PROVIDED ENTRIES:
----
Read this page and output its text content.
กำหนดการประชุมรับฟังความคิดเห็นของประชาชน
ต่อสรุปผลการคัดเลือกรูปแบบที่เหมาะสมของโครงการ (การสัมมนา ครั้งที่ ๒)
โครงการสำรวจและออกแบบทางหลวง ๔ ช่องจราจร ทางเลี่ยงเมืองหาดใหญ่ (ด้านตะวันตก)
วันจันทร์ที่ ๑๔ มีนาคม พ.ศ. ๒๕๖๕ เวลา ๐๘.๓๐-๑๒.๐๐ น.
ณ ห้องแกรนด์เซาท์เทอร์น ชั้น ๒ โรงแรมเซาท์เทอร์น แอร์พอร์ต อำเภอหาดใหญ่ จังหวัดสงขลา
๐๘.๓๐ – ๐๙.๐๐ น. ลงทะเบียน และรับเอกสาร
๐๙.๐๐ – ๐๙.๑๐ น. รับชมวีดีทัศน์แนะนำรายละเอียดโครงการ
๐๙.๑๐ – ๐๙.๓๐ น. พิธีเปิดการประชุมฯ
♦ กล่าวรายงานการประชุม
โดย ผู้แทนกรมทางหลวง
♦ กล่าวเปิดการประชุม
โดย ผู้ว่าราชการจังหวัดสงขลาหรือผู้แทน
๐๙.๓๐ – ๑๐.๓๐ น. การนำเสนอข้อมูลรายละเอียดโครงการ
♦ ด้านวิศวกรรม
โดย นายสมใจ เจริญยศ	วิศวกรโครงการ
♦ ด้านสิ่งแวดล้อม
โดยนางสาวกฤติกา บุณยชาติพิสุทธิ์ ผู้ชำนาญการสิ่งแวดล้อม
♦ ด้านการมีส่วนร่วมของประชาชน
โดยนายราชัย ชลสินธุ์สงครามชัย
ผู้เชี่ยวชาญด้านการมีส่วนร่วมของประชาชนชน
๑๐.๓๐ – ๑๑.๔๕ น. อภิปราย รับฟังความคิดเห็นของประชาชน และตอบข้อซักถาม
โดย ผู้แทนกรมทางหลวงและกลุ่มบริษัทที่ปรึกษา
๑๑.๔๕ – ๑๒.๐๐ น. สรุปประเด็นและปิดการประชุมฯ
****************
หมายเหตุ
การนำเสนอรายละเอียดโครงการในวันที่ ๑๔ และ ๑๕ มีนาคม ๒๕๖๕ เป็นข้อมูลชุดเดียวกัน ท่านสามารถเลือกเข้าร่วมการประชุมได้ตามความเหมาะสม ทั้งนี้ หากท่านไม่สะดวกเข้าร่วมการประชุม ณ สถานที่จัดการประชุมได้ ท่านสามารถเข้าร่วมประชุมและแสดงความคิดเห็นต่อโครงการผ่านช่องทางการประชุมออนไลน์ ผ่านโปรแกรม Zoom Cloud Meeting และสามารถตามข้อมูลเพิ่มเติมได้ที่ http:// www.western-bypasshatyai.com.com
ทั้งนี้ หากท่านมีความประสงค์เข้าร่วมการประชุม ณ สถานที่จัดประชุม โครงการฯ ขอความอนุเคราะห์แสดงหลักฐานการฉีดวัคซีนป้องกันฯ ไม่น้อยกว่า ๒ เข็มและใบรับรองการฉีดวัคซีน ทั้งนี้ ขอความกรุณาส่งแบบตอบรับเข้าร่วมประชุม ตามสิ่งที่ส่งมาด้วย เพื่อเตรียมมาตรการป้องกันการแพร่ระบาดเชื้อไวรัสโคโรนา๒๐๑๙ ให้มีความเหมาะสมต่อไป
----
Produce an exact copy of all the records.

FINISHED EXERCISE:
Read this page and output its text content.
กำหนดการประชุมรับฟังความคิดเห็นของประชาชน
ต่อสรุปผลการคัดเลือกรูปแบบที่เหมาะสมของโครงการ (การสัมมนา ครั้งที่ ๒)
โครงการสำรวจและออกแบบทางหลวง ๔ ช่องจราจร ทางเลี่ยงเมืองหาดใหญ่ (ด้านตะวันตก)
วันจันทร์ที่ ๑๔ มีนาคม พ.ศ. ๒๕๖๕ เวลา ๐๘.๓๐-๑๒.๐๐ น.
ณ ห้องแกรนด์เซาท์เทอร์น ชั้น ๒ โรงแรมเซาท์เทอร์น แอร์พอร์ต อำเภอหาดใหญ่ จังหวัดสงขลา
๐๘.๓๐ – ๐๙.๐๐ น. ลงทะเบียน และรับเอกสาร
๐๙.๐๐ – ๐๙.๑๐ น. รับชมวีดีทัศน์แนะนำรายละเอียดโครงการ
๐๙.๑๐ – ๐๙.๓๐ น. พิธีเปิดการประชุมฯ
♦ กล่าวรายงานการประชุม
โดย ผู้แทนกรมทางหลวง
♦ กล่าวเปิดการประชุม
โดย ผู้ว่าราชการจังหวัดสงขลาหรือผู้แทน
๐๙.๓๐ – ๑๐.๓๐ น. การนำเสนอข้อมูลรายละเอียดโครงการ
♦ ด้านวิศวกรรม
โดย นายสมใจ เจริญยศ	วิศวกรโครงการ
♦ ด้านสิ่งแวดล้อม
โดยนางสาวกฤติกา บุณยชาติพิสุทธิ์ ผู้ชำนาญการสิ่งแวดล้อม
♦ ด้านการมีส่วนร่วมของประชาชน
โดยนายราชัย ชลสินธุ์สงครามชัย
ผู้เชี่ยวชาญด้านการมีส่วนร่วมของประชาชนชน
๑๐.๓๐ – ๑๑.๔๕ น. อภิปราย รับฟังความคิดเห็นของประชาชน และตอบข้อซักถาม
โดย ผู้แทนกรมทางหลวงและกลุ่มบริษัทที่ปรึกษา
๑๑.๔๕ – ๑๒.๐๐ น. สรุปประเด็นและปิดการประชุมฯ
****************
หมายเหตุ
การนำเสนอรายละเอียดโครงการในวันที่ ๑๔ และ ๑๕ มีนาคม ๒๕๖๕ เป็นข้อมูลชุดเดียวกัน ท่านสามารถเลือกเข้าร่วมการประชุมได้ตามความเหมาะสม ทั้งนี้ หากท่านไม่สะดวกเข้าร่วมการประชุม ณ สถานที่จัดการประชุมได้ ท่านสามารถเข้าร่วมประชุมและแสดงความคิดเห็นต่อโครงการผ่านช่องทางการประชุมออนไลน์ ผ่านโปรแกรม Zoom Cloud Meeting และสามารถตามข้อมูลเพิ่มเติมได้ที่ http:// www.western-bypasshatyai.com.com
ทั้งนี้ หากท่านมีความประสงค์เข้าร่วมการประชุม ณ สถานที่จัดประชุม โครงการฯ ขอความอนุเคราะห์แสดงหลักฐานการฉีดวัคซีนป้องกันฯ ไม่น้อยกว่า ๒ เข็มและใบรับรองการฉีดวัคซีน ทั้งนี้ ขอความกรุณาส่งแบบตอบรับเข้าร่วมประชุม ตามสิ่งที่ส่งมาด้วย เพื่อเตรียมมาตรการป้องกันการแพร่ระบาดเชื้อไวรัสโคโรนา๒๐๑๙ ให้มีความเหมาะสมต่อไป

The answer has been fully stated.